(begin)
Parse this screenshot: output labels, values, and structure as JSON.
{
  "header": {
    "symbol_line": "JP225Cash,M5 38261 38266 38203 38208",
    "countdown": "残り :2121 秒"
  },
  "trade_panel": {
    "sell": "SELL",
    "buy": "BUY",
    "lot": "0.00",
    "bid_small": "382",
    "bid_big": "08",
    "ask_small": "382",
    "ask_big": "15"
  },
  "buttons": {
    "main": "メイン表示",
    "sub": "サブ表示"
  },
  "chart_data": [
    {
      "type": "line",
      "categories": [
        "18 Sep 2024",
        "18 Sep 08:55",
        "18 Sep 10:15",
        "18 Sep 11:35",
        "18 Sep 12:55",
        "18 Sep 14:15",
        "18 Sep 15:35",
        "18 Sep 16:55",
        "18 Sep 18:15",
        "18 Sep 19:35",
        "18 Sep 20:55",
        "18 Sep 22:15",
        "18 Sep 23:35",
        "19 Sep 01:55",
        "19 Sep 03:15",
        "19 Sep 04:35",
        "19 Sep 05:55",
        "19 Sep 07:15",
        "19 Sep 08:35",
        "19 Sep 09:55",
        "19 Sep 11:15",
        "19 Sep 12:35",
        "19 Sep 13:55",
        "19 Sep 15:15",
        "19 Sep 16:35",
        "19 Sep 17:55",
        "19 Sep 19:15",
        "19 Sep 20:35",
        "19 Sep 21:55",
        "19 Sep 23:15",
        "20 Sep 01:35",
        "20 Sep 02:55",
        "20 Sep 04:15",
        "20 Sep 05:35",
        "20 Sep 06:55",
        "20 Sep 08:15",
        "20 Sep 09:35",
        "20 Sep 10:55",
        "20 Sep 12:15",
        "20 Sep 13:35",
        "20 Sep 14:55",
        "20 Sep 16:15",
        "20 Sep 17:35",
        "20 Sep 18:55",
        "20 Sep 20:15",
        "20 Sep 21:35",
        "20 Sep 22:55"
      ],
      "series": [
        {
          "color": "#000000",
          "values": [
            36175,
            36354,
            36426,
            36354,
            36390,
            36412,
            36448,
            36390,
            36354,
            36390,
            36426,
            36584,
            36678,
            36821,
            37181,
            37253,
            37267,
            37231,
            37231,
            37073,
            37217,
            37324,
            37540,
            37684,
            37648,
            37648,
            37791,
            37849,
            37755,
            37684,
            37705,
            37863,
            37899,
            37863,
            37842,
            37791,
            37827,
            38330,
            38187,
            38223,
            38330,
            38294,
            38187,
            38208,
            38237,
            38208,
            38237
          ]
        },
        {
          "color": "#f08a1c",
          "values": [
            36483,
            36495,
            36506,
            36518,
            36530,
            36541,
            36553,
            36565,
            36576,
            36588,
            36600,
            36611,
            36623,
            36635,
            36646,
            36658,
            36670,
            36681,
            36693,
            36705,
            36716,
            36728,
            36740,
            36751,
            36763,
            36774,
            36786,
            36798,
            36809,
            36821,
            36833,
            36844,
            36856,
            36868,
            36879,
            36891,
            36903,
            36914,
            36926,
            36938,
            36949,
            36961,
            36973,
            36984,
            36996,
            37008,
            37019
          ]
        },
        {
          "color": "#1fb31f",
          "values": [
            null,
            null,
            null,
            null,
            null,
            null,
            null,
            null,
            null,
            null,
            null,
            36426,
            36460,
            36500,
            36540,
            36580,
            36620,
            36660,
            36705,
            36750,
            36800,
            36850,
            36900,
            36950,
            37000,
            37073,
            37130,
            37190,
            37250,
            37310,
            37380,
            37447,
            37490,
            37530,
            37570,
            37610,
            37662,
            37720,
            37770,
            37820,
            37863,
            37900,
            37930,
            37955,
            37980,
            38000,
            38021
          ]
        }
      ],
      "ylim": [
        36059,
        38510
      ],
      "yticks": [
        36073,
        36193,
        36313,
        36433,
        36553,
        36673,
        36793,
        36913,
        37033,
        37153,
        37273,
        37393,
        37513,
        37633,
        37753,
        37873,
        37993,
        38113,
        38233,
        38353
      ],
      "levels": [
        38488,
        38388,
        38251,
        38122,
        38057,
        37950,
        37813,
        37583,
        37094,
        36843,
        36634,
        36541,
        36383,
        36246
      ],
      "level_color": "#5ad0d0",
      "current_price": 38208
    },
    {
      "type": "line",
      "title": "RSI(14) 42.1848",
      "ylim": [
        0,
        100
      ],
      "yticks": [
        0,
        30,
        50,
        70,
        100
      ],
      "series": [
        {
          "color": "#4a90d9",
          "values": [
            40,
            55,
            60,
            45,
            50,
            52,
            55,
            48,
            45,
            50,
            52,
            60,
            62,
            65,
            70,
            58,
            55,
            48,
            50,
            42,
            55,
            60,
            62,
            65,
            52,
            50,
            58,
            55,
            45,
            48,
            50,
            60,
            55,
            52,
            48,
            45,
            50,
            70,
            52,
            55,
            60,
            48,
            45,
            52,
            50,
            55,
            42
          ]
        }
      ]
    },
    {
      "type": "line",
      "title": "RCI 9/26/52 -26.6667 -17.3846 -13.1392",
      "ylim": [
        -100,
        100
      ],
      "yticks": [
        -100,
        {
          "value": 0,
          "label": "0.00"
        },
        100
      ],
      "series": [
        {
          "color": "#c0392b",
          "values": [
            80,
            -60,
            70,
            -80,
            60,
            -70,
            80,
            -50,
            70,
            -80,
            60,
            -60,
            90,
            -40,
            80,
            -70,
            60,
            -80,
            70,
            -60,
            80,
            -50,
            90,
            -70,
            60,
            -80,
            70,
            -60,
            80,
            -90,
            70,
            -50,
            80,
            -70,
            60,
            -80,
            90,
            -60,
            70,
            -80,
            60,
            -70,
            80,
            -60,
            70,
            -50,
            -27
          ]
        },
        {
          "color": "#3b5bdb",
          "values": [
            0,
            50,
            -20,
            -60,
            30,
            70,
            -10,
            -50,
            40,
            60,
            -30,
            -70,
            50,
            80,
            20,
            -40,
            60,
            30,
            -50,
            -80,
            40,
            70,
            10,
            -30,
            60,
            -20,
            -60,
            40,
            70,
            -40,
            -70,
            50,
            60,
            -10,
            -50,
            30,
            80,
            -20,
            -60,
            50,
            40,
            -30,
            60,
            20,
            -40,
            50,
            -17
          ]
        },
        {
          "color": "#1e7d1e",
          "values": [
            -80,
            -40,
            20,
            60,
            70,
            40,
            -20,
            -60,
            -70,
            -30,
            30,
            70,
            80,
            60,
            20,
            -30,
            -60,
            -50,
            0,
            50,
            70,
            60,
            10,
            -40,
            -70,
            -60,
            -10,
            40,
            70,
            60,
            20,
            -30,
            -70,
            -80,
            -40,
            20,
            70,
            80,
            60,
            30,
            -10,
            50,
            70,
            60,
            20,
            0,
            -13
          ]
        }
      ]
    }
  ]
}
(end)
EXERCISE INSTRUCTIONS:
Return the listing above in full, character for character.

RESPONSE BELOW:
Parse this screenshot: output labels, values, and structure as JSON.
{
  "header": {
    "symbol_line": "JP225Cash,M5 38261 38266 38203 38208",
    "countdown": "残り :2121 秒"
  },
  "trade_panel": {
    "sell": "SELL",
    "buy": "BUY",
    "lot": "0.00",
    "bid_small": "382",
    "bid_big": "08",
    "ask_small": "382",
    "ask_big": "15"
  },
  "buttons": {
    "main": "メイン表示",
    "sub": "サブ表示"
  },
  "chart_data": [
    {
      "type": "line",
      "categories": [
        "18 Sep 2024",
        "18 Sep 08:55",
        "18 Sep 10:15",
        "18 Sep 11:35",
        "18 Sep 12:55",
        "18 Sep 14:15",
        "18 Sep 15:35",
        "18 Sep 16:55",
        "18 Sep 18:15",
        "18 Sep 19:35",
        "18 Sep 20:55",
        "18 Sep 22:15",
        "18 Sep 23:35",
        "19 Sep 01:55",
        "19 Sep 03:15",
        "19 Sep 04:35",
        "19 Sep 05:55",
        "19 Sep 07:15",
        "19 Sep 08:35",
        "19 Sep 09:55",
        "19 Sep 11:15",
        "19 Sep 12:35",
        "19 Sep 13:55",
        "19 Sep 15:15",
        "19 Sep 16:35",
        "19 Sep 17:55",
        "19 Sep 19:15",
        "19 Sep 20:35",
        "19 Sep 21:55",
        "19 Sep 23:15",
        "20 Sep 01:35",
        "20 Sep 02:55",
        "20 Sep 04:15",
        "20 Sep 05:35",
        "20 Sep 06:55",
        "20 Sep 08:15",
        "20 Sep 09:35",
        "20 Sep 10:55",
        "20 Sep 12:15",
        "20 Sep 13:35",
        "20 Sep 14:55",
        "20 Sep 16:15",
        "20 Sep 17:35",
        "20 Sep 18:55",
        "20 Sep 20:15",
        "20 Sep 21:35",
        "20 Sep 22:55"
      ],
      "series": [
        {
          "color": "#000000",
          "values": [
            36175,
            36354,
            36426,
            36354,
            36390,
            36412,
            36448,
            36390,
            36354,
            36390,
            36426,
            36584,
            36678,
            36821,
            37181,
            37253,
            37267,
            37231,
            37231,
            37073,
            37217,
            37324,
            37540,
            37684,
            37648,
            37648,
            37791,
            37849,
            37755,
            37684,
            37705,
            37863,
            37899,
            37863,
            37842,
            37791,
            37827,
            38330,
            38187,
            38223,
            38330,
            38294,
            38187,
            38208,
            38237,
            38208,
            38237
          ]
        },
        {
          "color": "#f08a1c",
          "values": [
            36483,
            36495,
            36506,
            36518,
            36530,
            36541,
            36553,
            36565,
            36576,
            36588,
            36600,
            36611,
            36623,
            36635,
            36646,
            36658,
            36670,
            36681,
            36693,
            36705,
            36716,
            36728,
            36740,
            36751,
            36763,
            36774,
            36786,
            36798,
            36809,
            36821,
            36833,
            36844,
            36856,
            36868,
            36879,
            36891,
            36903,
            36914,
            36926,
            36938,
            36949,
            36961,
            36973,
            36984,
            36996,
            37008,
            37019
          ]
        },
        {
          "color": "#1fb31f",
          "values": [
            null,
            null,
            null,
            null,
            null,
            null,
            null,
            null,
            null,
            null,
            null,
            36426,
            36460,
            36500,
            36540,
            36580,
            36620,
            36660,
            36705,
            36750,
            36800,
            36850,
            36900,
            36950,
            37000,
            37073,
            37130,
            37190,
            37250,
            37310,
            37380,
            37447,
            37490,
            37530,
            37570,
            37610,
            37662,
            37720,
            37770,
            37820,
            37863,
            37900,
            37930,
            37955,
            37980,
            38000,
            38021
          ]
        }
      ],
      "ylim": [
        36059,
        38510
      ],
      "yticks": [
        36073,
        36193,
        36313,
        36433,
        36553,
        36673,
        36793,
        36913,
        37033,
        37153,
        37273,
        37393,
        37513,
        37633,
        37753,
        37873,
        37993,
        38113,
        38233,
        38353
      ],
      "levels": [
        38488,
        38388,
        38251,
        38122,
        38057,
        37950,
        37813,
        37583,
        37094,
        36843,
        36634,
        36541,
        36383,
        36246
      ],
      "level_color": "#5ad0d0",
      "current_price": 38208
    },
    {
      "type": "line",
      "title": "RSI(14) 42.1848",
      "ylim": [
        0,
        100
      ],
      "yticks": [
        0,
        30,
        50,
        70,
        100
      ],
      "series": [
        {
          "color": "#4a90d9",
          "values": [
            40,
            55,
            60,
            45,
            50,
            52,
            55,
            48,
            45,
            50,
            52,
            60,
            62,
            65,
            70,
            58,
            55,
            48,
            50,
            42,
            55,
            60,
            62,
            65,
            52,
            50,
            58,
            55,
            45,
            48,
            50,
            60,
            55,
            52,
            48,
            45,
            50,
            70,
            52,
            55,
            60,
            48,
            45,
            52,
            50,
            55,
            42
          ]
        }
      ]
    },
    {
      "type": "line",
      "title": "RCI 9/26/52 -26.6667 -17.3846 -13.1392",
      "ylim": [
        -100,
        100
      ],
      "yticks": [
        -100,
        {
          "value": 0,
          "label": "0.00"
        },
        100
      ],
      "series": [
        {
          "color": "#c0392b",
          "values": [
            80,
            -60,
            70,
            -80,
            60,
            -70,
            80,
            -50,
            70,
            -80,
            60,
            -60,
            90,
            -40,
            80,
            -70,
            60,
            -80,
            70,
            -60,
            80,
            -50,
            90,
            -70,
            60,
            -80,
            70,
            -60,
            80,
            -90,
            70,
            -50,
            80,
            -70,
            60,
            -80,
            90,
            -60,
            70,
            -80,
            60,
            -70,
            80,
            -60,
            70,
            -50,
            -27
          ]
        },
        {
          "color": "#3b5bdb",
          "values": [
            0,
            50,
            -20,
            -60,
            30,
            70,
            -10,
            -50,
            40,
            60,
            -30,
            -70,
            50,
            80,
            20,
            -40,
            60,
            30,
            -50,
            -80,
            40,
            70,
            10,
            -30,
            60,
            -20,
            -60,
            40,
            70,
            -40,
            -70,
            50,
            60,
            -10,
            -50,
            30,
            80,
            -20,
            -60,
            50,
            40,
            -30,
            60,
            20,
            -40,
            50,
            -17
          ]
        },
        {
          "color": "#1e7d1e",
          "values": [
            -80,
            -40,
            20,
            60,
            70,
            40,
            -20,
            -60,
            -70,
            -30,
            30,
            70,
            80,
            60,
            20,
            -30,
            -60,
            -50,
            0,
            50,
            70,
            60,
            10,
            -40,
            -70,
            -60,
            -10,
            40,
            70,
            60,
            20,
            -30,
            -70,
            -80,
            -40,
            20,
            70,
            80,
            60,
            30,
            -10,
            50,
            70,
            60,
            20,
            0,
            -13
          ]
        }
      ]
    }
  ]
}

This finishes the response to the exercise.